* [Aim]: All entries should be output exactly as they stand.
++++++++
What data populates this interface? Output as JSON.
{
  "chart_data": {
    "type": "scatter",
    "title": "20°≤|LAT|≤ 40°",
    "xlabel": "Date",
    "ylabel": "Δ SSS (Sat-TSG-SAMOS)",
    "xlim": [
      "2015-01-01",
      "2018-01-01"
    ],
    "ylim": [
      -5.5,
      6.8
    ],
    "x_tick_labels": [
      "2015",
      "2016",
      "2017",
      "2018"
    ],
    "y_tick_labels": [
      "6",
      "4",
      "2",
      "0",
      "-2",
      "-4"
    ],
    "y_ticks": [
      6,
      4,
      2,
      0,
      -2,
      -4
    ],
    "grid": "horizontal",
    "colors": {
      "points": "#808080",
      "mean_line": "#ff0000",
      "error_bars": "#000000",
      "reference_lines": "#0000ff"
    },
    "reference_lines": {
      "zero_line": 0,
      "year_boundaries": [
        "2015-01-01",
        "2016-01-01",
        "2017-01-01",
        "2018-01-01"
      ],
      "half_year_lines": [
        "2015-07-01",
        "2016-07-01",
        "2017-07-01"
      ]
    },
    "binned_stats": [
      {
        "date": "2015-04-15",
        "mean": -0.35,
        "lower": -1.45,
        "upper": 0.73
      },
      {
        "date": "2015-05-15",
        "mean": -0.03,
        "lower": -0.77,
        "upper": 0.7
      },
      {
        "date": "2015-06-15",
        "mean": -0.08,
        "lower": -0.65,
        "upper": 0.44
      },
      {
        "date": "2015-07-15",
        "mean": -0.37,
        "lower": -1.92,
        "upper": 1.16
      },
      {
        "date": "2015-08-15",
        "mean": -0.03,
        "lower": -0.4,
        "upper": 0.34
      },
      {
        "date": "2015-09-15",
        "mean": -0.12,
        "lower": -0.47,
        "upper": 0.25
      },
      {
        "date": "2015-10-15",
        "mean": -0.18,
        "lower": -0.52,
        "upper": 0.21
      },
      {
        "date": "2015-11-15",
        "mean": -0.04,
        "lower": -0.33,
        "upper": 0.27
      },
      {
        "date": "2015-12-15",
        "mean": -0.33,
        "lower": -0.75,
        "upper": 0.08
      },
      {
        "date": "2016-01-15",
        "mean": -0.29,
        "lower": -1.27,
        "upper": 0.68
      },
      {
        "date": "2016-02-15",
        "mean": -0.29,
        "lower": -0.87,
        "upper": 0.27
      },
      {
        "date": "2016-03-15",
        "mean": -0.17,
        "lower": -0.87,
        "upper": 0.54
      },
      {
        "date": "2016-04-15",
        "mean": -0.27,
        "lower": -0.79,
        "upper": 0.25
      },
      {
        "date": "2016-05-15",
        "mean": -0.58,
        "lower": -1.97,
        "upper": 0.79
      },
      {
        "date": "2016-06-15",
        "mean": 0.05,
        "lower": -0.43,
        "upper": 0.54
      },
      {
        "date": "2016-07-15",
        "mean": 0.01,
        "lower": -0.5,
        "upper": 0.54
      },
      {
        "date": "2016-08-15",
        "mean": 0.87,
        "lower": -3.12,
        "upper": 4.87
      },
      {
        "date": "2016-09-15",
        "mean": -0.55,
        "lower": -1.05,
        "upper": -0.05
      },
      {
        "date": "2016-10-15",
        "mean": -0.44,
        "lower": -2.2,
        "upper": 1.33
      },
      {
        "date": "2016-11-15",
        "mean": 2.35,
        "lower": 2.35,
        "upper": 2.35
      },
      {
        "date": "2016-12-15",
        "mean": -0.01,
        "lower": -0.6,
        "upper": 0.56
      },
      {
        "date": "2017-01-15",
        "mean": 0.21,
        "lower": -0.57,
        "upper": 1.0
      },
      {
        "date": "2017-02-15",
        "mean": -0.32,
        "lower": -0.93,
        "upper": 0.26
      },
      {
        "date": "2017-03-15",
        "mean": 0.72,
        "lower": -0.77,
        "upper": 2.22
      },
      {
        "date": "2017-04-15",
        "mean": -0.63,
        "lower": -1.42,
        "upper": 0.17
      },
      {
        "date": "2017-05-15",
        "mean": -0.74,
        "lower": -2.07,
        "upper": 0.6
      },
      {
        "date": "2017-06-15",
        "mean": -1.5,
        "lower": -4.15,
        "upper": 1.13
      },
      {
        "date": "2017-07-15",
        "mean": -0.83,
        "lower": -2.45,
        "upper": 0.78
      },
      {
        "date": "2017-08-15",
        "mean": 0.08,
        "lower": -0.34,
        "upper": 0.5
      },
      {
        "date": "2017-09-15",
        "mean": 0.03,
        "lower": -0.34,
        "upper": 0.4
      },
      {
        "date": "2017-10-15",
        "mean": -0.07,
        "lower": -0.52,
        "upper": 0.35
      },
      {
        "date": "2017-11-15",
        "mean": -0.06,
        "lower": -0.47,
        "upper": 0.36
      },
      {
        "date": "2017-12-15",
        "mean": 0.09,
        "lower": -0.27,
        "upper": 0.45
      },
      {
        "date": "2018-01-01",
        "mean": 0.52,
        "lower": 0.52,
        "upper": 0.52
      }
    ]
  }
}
++++++++
* [Finished exercise]:
What data populates this interface? Output as JSON.
{
  "chart_data": {
    "type": "scatter",
    "title": "20°≤|LAT|≤ 40°",
    "xlabel": "Date",
    "ylabel": "Δ SSS (Sat-TSG-SAMOS)",
    "xlim": [
      "2015-01-01",
      "2018-01-01"
    ],
    "ylim": [
      -5.5,
      6.8
    ],
    "x_tick_labels": [
      "2015",
      "2016",
      "2017",
      "2018"
    ],
    "y_tick_labels": [
      "6",
      "4",
      "2",
      "0",
      "-2",
      "-4"
    ],
    "y_ticks": [
      6,
      4,
      2,
      0,
      -2,
      -4
    ],
    "grid": "horizontal",
    "colors": {
      "points": "#808080",
      "mean_line": "#ff0000",
      "error_bars": "#000000",
      "reference_lines": "#0000ff"
    },
    "reference_lines": {
      "zero_line": 0,
      "year_boundaries": [
        "2015-01-01",
        "2016-01-01",
        "2017-01-01",
        "2018-01-01"
      ],
      "half_year_lines": [
        "2015-07-01",
        "2016-07-01",
        "2017-07-01"
      ]
    },
    "binned_stats": [
      {
        "date": "2015-04-15",
        "mean": -0.35,
        "lower": -1.45,
        "upper": 0.73
      },
      {
        "date": "2015-05-15",
        "mean": -0.03,
        "lower": -0.77,
        "upper": 0.7
      },
      {
        "date": "2015-06-15",
        "mean": -0.08,
        "lower": -0.65,
        "upper": 0.44
      },
      {
        "date": "2015-07-15",
        "mean": -0.37,
        "lower": -1.92,
        "upper": 1.16
      },
      {
        "date": "2015-08-15",
        "mean": -0.03,
        "lower": -0.4,
        "upper": 0.34
      },
      {
        "date": "2015-09-15",
        "mean": -0.12,
        "lower": -0.47,
        "upper": 0.25
      },
      {
        "date": "2015-10-15",
        "mean": -0.18,
        "lower": -0.52,
        "upper": 0.21
      },
      {
        "date": "2015-11-15",
        "mean": -0.04,
        "lower": -0.33,
        "upper": 0.27
      },
      {
        "date": "2015-12-15",
        "mean": -0.33,
        "lower": -0.75,
        "upper": 0.08
      },
      {
        "date": "2016-01-15",
        "mean": -0.29,
        "lower": -1.27,
        "upper": 0.68
      },
      {
        "date": "2016-02-15",
        "mean": -0.29,
        "lower": -0.87,
        "upper": 0.27
      },
      {
        "date": "2016-03-15",
        "mean": -0.17,
        "lower": -0.87,
        "upper": 0.54
      },
      {
        "date": "2016-04-15",
        "mean": -0.27,
        "lower": -0.79,
        "upper": 0.25
      },
      {
        "date": "2016-05-15",
        "mean": -0.58,
        "lower": -1.97,
        "upper": 0.79
      },
      {
        "date": "2016-06-15",
        "mean": 0.05,
        "lower": -0.43,
        "upper": 0.54
      },
      {
        "date": "2016-07-15",
        "mean": 0.01,
        "lower": -0.5,
        "upper": 0.54
      },
      {
        "date": "2016-08-15",
        "mean": 0.87,
        "lower": -3.12,
        "upper": 4.87
      },
      {
        "date": "2016-09-15",
        "mean": -0.55,
        "lower": -1.05,
        "upper": -0.05
      },
      {
        "date": "2016-10-15",
        "mean": -0.44,
        "lower": -2.2,
        "upper": 1.33
      },
      {
        "date": "2016-11-15",
        "mean": 2.35,
        "lower": 2.35,
        "upper": 2.35
      },
      {
        "date": "2016-12-15",
        "mean": -0.01,
        "lower": -0.6,
        "upper": 0.56
      },
      {
        "date": "2017-01-15",
        "mean": 0.21,
        "lower": -0.57,
        "upper": 1.0
      },
      {
        "date": "2017-02-15",
        "mean": -0.32,
        "lower": -0.93,
        "upper": 0.26
      },
      {
        "date": "2017-03-15",
        "mean": 0.72,
        "lower": -0.77,
        "upper": 2.22
      },
      {
        "date": "2017-04-15",
        "mean": -0.63,
        "lower": -1.42,
        "upper": 0.17
      },
      {
        "date": "2017-05-15",
        "mean": -0.74,
        "lower": -2.07,
        "upper": 0.6
      },
      {
        "date": "2017-06-15",
        "mean": -1.5,
        "lower": -4.15,
        "upper": 1.13
      },
      {
        "date": "2017-07-15",
        "mean": -0.83,
        "lower": -2.45,
        "upper": 0.78
      },
      {
        "date": "2017-08-15",
        "mean": 0.08,
        "lower": -0.34,
        "upper": 0.5
      },
      {
        "date": "2017-09-15",
        "mean": 0.03,
        "lower": -0.34,
        "upper": 0.4
      },
      {
        "date": "2017-10-15",
        "mean": -0.07,
        "lower": -0.52,
        "upper": 0.35
      },
      {
        "date": "2017-11-15",
        "mean": -0.06,
        "lower": -0.47,
        "upper": 0.36
      },
      {
        "date": "2017-12-15",
        "mean": 0.09,
        "lower": -0.27,
        "upper": 0.45
      },
      {
        "date": "2018-01-01",
        "mean": 0.52,
        "lower": 0.52,
        "upper": 0.52
      }
    ]
  }
}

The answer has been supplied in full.